Extracted records:
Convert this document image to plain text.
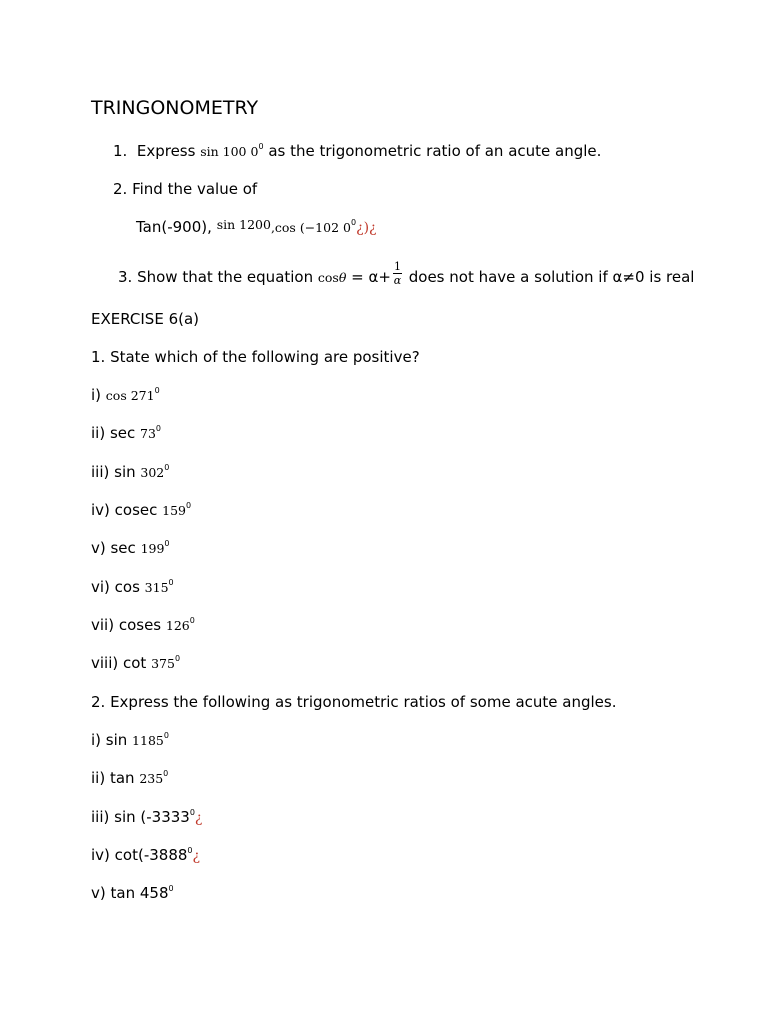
TRINGONOMETRY
1. Express sin 100 $0^0$ as the trigonometric ratio of an acute angle.
2. Find the value of
Tan(-900), $^{sin 1200}$,cos (−102 $0^0¿)¿$
3. Show that the equation $\cos\theta = \alpha+ \frac{1}{\alpha}$ does not have a solution if α≠0 is real
EXERCISE 6(a)
1. State which of the following are positive?
i) $\cos 271^0$
ii) $\sec 73^0$
iii) $\sin 302^0$
iv) cosec $159^0$
v) $\sec 199^0$
vi) $\cos 315^0$
vii) coses $126^0$
viii) $\cot 375^0$
2. Express the following as trigonometric ratios of some acute angles.
i) sin 1185$^0$
ii) $\tan 235^0$
iii) sin (-3333$^0$¿
iv) cot(-3888$^0$¿
v) $\tan 458^0$
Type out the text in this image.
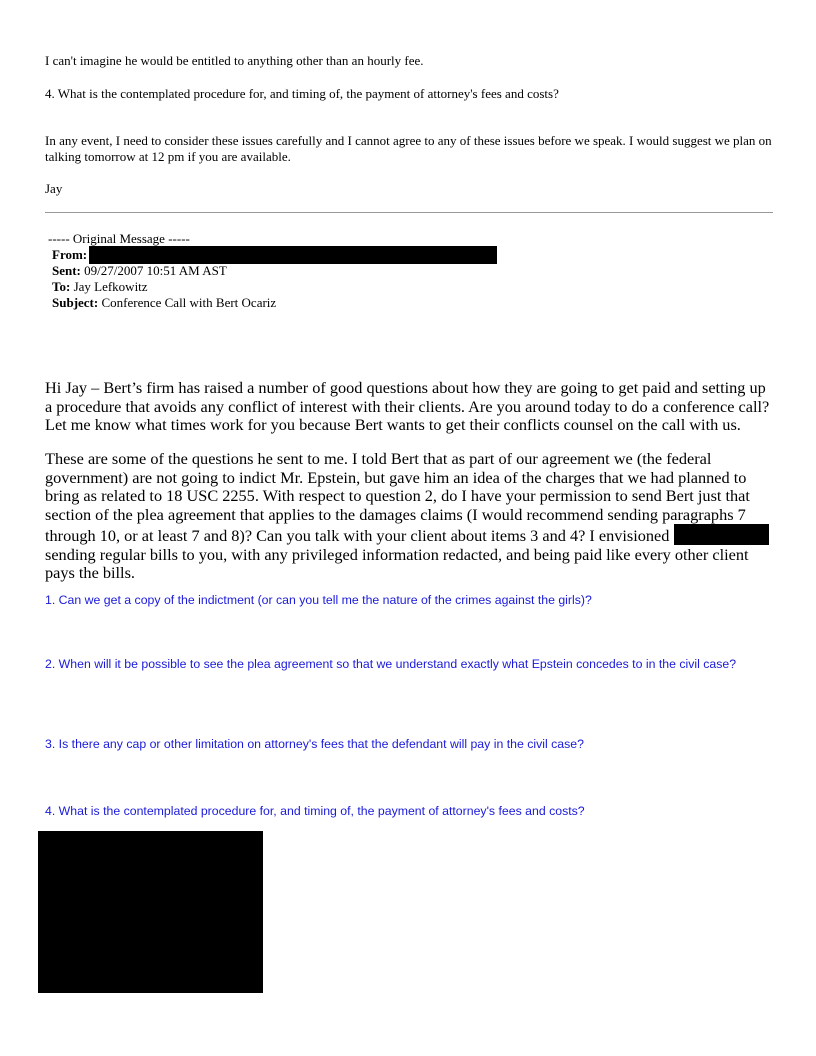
I can't imagine he would be entitled to anything other than an hourly fee.
4. What is the contemplated procedure for, and timing of, the payment of attorney's fees and costs?
In any event, I need to consider these issues carefully and I cannot agree to any of these issues before we speak. I would suggest we plan on talking tomorrow at 12 pm if you are available.
Jay
----- Original Message -----
From:
Sent: 09/27/2007 10:51 AM AST
To: Jay Lefkowitz
Subject: Conference Call with Bert Ocariz
Hi Jay – Bert’s firm has raised a number of good questions about how they are going to get paid and setting up a procedure that avoids any conflict of interest with their clients. Are you around today to do a conference call? Let me know what times work for you because Bert wants to get their conflicts counsel on the call with us.
These are some of the questions he sent to me. I told Bert that as part of our agreement we (the federal government) are not going to indict Mr. Epstein, but gave him an idea of the charges that we had planned to bring as related to 18 USC 2255. With respect to question 2, do I have your permission to send Bert just that section of the plea agreement that applies to the damages claims (I would recommend sending paragraphs 7 through 10, or at least 7 and 8)? Can you talk with your client about items 3 and 4? I envisioned  sending regular bills to you, with any privileged information redacted, and being paid like every other client pays the bills.
1. Can we get a copy of the indictment (or can you tell me the nature of the crimes against the girls)?
2. When will it be possible to see the plea agreement so that we understand exactly what Epstein concedes to in the civil case?
3. Is there any cap or other limitation on attorney's fees that the defendant will pay in the civil case?
4. What is the contemplated procedure for, and timing of, the payment of attorney's fees and costs?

** Aim **
Report how many lines in these entries contain "text". Answer with the number only.

** Result of the task **
2